WHAT TO PRODUCE: Retype the data below without altering anything.

---------- GIVEN DATA ----------

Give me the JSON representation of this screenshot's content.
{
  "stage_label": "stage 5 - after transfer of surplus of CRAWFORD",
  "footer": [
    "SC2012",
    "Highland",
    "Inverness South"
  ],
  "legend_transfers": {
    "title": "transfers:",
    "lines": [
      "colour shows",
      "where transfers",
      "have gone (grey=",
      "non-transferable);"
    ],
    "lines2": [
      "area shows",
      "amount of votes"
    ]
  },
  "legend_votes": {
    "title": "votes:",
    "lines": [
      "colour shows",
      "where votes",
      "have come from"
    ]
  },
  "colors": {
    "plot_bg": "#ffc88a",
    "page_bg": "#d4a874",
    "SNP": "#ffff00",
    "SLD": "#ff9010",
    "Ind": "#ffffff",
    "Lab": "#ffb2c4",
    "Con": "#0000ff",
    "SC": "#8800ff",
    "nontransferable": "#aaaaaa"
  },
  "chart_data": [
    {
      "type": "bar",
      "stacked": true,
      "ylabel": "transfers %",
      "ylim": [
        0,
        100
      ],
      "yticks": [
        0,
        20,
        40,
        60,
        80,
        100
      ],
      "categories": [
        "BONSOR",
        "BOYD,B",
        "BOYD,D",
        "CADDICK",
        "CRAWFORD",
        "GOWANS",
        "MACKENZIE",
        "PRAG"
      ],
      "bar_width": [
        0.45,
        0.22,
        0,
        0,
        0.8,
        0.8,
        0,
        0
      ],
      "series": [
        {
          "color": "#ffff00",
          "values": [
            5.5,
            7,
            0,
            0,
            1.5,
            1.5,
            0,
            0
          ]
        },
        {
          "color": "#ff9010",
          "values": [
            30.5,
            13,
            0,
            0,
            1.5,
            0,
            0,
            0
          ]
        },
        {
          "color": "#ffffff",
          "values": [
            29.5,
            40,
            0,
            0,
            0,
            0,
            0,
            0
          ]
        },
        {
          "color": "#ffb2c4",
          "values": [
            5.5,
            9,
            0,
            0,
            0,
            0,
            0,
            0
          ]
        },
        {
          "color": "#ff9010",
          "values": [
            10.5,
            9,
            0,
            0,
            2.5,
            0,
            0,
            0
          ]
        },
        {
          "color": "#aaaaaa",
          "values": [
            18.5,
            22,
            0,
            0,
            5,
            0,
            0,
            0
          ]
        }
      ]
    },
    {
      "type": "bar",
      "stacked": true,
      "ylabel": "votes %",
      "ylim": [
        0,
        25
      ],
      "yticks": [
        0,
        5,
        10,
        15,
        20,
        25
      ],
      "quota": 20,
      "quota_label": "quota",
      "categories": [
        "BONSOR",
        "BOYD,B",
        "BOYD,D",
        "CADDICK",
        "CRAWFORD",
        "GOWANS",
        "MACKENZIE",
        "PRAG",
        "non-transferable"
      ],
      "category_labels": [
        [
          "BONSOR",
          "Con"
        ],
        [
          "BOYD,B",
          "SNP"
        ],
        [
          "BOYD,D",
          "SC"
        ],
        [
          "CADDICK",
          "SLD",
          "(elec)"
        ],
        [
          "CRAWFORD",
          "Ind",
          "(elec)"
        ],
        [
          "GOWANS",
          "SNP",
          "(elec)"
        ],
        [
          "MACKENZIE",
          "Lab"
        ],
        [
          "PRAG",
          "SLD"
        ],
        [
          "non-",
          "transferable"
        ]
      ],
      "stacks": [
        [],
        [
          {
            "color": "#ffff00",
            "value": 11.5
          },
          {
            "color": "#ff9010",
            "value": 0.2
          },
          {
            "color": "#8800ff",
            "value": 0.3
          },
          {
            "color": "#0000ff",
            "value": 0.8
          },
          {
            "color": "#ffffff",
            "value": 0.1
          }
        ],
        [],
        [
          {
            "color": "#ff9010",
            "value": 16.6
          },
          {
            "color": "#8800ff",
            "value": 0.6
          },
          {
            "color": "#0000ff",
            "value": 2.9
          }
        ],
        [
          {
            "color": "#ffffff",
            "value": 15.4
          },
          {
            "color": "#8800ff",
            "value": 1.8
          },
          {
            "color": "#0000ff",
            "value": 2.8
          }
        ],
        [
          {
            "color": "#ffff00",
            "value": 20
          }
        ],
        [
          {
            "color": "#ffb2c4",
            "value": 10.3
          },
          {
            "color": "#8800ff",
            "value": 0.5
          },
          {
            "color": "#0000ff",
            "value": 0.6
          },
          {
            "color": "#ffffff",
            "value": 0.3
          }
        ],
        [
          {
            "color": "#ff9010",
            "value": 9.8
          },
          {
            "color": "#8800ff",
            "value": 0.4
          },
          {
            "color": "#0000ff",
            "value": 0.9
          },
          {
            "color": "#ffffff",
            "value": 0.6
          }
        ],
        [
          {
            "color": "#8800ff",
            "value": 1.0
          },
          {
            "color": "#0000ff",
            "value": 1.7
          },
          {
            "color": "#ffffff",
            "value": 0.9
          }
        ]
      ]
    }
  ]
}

----------

COMPLETED EXERCISE:
Give me the JSON representation of this screenshot's content.
{
  "stage_label": "stage 5 - after transfer of surplus of CRAWFORD",
  "footer": [
    "SC2012",
    "Highland",
    "Inverness South"
  ],
  "legend_transfers": {
    "title": "transfers:",
    "lines": [
      "colour shows",
      "where transfers",
      "have gone (grey=",
      "non-transferable);"
    ],
    "lines2": [
      "area shows",
      "amount of votes"
    ]
  },
  "legend_votes": {
    "title": "votes:",
    "lines": [
      "colour shows",
      "where votes",
      "have come from"
    ]
  },
  "colors": {
    "plot_bg": "#ffc88a",
    "page_bg": "#d4a874",
    "SNP": "#ffff00",
    "SLD": "#ff9010",
    "Ind": "#ffffff",
    "Lab": "#ffb2c4",
    "Con": "#0000ff",
    "SC": "#8800ff",
    "nontransferable": "#aaaaaa"
  },
  "chart_data": [
    {
      "type": "bar",
      "stacked": true,
      "ylabel": "transfers %",
      "ylim": [
        0,
        100
      ],
      "yticks": [
        0,
        20,
        40,
        60,
        80,
        100
      ],
      "categories": [
        "BONSOR",
        "BOYD,B",
        "BOYD,D",
        "CADDICK",
        "CRAWFORD",
        "GOWANS",
        "MACKENZIE",
        "PRAG"
      ],
      "bar_width": [
        0.45,
        0.22,
        0,
        0,
        0.8,
        0.8,
        0,
        0
      ],
      "series": [
        {
          "color": "#ffff00",
          "values": [
            5.5,
            7,
            0,
            0,
            1.5,
            1.5,
            0,
            0
          ]
        },
        {
          "color": "#ff9010",
          "values": [
            30.5,
            13,
            0,
            0,
            1.5,
            0,
            0,
            0
          ]
        },
        {
          "color": "#ffffff",
          "values": [
            29.5,
            40,
            0,
            0,
            0,
            0,
            0,
            0
          ]
        },
        {
          "color": "#ffb2c4",
          "values": [
            5.5,
            9,
            0,
            0,
            0,
            0,
            0,
            0
          ]
        },
        {
          "color": "#ff9010",
          "values": [
            10.5,
            9,
            0,
            0,
            2.5,
            0,
            0,
            0
          ]
        },
        {
          "color": "#aaaaaa",
          "values": [
            18.5,
            22,
            0,
            0,
            5,
            0,
            0,
            0
          ]
        }
      ]
    },
    {
      "type": "bar",
      "stacked": true,
      "ylabel": "votes %",
      "ylim": [
        0,
        25
      ],
      "yticks": [
        0,
        5,
        10,
        15,
        20,
        25
      ],
      "quota": 20,
      "quota_label": "quota",
      "categories": [
        "BONSOR",
        "BOYD,B",
        "BOYD,D",
        "CADDICK",
        "CRAWFORD",
        "GOWANS",
        "MACKENZIE",
        "PRAG",
        "non-transferable"
      ],
      "category_labels": [
        [
          "BONSOR",
          "Con"
        ],
        [
          "BOYD,B",
          "SNP"
        ],
        [
          "BOYD,D",
          "SC"
        ],
        [
          "CADDICK",
          "SLD",
          "(elec)"
        ],
        [
          "CRAWFORD",
          "Ind",
          "(elec)"
        ],
        [
          "GOWANS",
          "SNP",
          "(elec)"
        ],
        [
          "MACKENZIE",
          "Lab"
        ],
        [
          "PRAG",
          "SLD"
        ],
        [
          "non-",
          "transferable"
        ]
      ],
      "stacks": [
        [],
        [
          {
            "color": "#ffff00",
            "value": 11.5
          },
          {
            "color": "#ff9010",
            "value": 0.2
          },
          {
            "color": "#8800ff",
            "value": 0.3
          },
          {
            "color": "#0000ff",
            "value": 0.8
          },
          {
            "color": "#ffffff",
            "value": 0.1
          }
        ],
        [],
        [
          {
            "color": "#ff9010",
            "value": 16.6
          },
          {
            "color": "#8800ff",
            "value": 0.6
          },
          {
            "color": "#0000ff",
            "value": 2.9
          }
        ],
        [
          {
            "color": "#ffffff",
            "value": 15.4
          },
          {
            "color": "#8800ff",
            "value": 1.8
          },
          {
            "color": "#0000ff",
            "value": 2.8
          }
        ],
        [
          {
            "color": "#ffff00",
            "value": 20
          }
        ],
        [
          {
            "color": "#ffb2c4",
            "value": 10.3
          },
          {
            "color": "#8800ff",
            "value": 0.5
          },
          {
            "color": "#0000ff",
            "value": 0.6
          },
          {
            "color": "#ffffff",
            "value": 0.3
          }
        ],
        [
          {
            "color": "#ff9010",
            "value": 9.8
          },
          {
            "color": "#8800ff",
            "value": 0.4
          },
          {
            "color": "#0000ff",
            "value": 0.9
          },
          {
            "color": "#ffffff",
            "value": 0.6
          }
        ],
        [
          {
            "color": "#8800ff",
            "value": 1.0
          },
          {
            "color": "#0000ff",
            "value": 1.7
          },
          {
            "color": "#ffffff",
            "value": 0.9
          }
        ]
      ]
    }
  ]
}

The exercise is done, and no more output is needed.